Task goal:
Copy out the entries word for word, from the first line up to and including the line with "keyboard-shortcut-icon[interactable]: ⌨ xyxy=(596,42,622,68)".

## begin

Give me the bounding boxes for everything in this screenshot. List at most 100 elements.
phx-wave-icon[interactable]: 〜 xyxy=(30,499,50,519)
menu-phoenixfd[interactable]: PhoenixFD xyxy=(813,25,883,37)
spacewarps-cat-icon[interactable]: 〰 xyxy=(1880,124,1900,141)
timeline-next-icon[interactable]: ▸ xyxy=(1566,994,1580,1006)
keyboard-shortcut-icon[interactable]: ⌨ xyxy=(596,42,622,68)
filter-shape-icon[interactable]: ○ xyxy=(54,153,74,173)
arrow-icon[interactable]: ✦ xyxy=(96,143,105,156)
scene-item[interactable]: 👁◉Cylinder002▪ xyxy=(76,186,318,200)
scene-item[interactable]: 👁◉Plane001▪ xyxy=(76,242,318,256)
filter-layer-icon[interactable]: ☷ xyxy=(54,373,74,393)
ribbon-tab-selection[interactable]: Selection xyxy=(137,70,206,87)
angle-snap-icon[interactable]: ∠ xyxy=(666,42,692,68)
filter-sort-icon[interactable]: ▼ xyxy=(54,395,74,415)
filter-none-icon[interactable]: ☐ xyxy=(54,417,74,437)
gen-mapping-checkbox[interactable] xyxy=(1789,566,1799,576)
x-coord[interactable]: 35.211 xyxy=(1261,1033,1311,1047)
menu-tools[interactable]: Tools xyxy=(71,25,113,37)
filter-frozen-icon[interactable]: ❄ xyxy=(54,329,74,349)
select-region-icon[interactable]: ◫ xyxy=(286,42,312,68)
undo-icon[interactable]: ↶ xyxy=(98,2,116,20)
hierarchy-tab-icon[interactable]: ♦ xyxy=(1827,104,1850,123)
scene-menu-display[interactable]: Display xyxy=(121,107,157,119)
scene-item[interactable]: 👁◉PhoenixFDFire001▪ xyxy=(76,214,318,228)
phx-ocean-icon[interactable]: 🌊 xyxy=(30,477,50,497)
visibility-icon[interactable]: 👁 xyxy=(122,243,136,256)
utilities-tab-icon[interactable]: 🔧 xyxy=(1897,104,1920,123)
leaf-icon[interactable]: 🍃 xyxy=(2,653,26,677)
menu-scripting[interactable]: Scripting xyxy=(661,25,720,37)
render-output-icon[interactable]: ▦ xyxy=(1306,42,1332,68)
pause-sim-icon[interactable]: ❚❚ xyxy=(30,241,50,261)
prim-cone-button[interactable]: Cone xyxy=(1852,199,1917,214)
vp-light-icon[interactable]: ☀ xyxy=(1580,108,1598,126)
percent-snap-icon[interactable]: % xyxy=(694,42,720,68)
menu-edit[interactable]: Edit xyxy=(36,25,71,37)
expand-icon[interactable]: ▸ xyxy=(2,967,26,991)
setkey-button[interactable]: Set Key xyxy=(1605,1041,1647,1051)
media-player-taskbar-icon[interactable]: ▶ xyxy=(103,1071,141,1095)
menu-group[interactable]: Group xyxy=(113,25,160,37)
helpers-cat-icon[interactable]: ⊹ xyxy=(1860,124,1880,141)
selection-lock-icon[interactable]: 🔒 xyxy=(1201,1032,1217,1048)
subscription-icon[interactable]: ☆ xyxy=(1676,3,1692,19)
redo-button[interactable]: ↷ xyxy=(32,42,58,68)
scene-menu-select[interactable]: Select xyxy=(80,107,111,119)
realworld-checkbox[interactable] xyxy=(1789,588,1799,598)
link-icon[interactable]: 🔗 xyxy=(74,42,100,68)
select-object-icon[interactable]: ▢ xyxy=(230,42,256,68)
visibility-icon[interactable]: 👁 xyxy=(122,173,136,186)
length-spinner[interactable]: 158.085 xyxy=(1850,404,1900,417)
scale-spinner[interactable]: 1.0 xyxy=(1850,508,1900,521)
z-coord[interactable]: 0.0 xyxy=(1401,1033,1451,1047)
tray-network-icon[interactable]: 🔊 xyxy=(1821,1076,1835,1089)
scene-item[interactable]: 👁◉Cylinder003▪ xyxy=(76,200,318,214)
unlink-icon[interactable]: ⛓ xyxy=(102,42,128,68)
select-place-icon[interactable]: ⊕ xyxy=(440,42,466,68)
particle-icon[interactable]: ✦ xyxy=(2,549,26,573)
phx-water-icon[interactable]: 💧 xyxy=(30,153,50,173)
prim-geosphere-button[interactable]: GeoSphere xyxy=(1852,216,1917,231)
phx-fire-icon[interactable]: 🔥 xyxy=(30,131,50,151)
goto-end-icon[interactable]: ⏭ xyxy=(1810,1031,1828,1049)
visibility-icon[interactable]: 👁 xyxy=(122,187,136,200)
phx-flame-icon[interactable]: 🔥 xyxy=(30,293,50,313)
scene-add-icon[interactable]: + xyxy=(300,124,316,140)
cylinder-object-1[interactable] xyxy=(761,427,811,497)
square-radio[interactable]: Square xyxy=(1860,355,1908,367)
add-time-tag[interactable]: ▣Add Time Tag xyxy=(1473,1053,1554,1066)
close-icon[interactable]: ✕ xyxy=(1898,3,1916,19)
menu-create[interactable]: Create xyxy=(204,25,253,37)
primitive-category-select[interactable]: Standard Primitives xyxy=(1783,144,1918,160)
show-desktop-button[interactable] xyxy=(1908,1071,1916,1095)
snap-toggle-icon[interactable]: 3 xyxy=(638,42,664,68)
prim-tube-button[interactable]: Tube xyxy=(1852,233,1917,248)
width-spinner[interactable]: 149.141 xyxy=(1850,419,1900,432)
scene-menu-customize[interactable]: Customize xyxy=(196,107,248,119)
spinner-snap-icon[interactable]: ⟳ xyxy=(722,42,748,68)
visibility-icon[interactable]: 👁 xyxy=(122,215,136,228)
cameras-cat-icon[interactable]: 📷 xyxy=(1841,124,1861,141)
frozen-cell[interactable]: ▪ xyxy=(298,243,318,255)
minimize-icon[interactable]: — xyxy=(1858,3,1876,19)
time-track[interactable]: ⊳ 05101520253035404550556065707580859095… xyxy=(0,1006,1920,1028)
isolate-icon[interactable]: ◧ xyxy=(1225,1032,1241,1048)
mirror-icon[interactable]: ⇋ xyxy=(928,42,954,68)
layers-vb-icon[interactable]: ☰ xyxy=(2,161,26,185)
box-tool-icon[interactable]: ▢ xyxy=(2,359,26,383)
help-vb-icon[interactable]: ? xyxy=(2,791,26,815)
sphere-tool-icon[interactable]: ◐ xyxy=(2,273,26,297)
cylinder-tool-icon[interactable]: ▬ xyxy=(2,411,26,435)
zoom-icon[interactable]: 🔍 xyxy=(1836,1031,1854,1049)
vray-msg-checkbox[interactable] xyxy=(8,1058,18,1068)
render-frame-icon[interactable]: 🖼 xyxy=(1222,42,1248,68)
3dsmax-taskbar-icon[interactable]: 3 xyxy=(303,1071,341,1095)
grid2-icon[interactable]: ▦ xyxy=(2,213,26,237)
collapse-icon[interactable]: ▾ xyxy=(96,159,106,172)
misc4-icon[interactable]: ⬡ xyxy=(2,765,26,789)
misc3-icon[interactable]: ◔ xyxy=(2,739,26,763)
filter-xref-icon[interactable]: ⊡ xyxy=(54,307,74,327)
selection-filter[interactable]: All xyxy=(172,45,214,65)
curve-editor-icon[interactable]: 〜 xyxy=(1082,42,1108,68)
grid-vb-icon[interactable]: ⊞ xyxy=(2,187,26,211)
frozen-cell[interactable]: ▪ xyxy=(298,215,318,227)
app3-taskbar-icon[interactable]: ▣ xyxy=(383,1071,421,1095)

## end

In response:
Give me the bounding boxes for everything in this screenshot. List at most 100 elements.
phx-wave-icon[interactable]: 〜 xyxy=(30,499,50,519)
menu-phoenixfd[interactable]: PhoenixFD xyxy=(813,25,883,37)
spacewarps-cat-icon[interactable]: 〰 xyxy=(1880,124,1900,141)
timeline-next-icon[interactable]: ▸ xyxy=(1566,994,1580,1006)
keyboard-shortcut-icon[interactable]: ⌨ xyxy=(596,42,622,68)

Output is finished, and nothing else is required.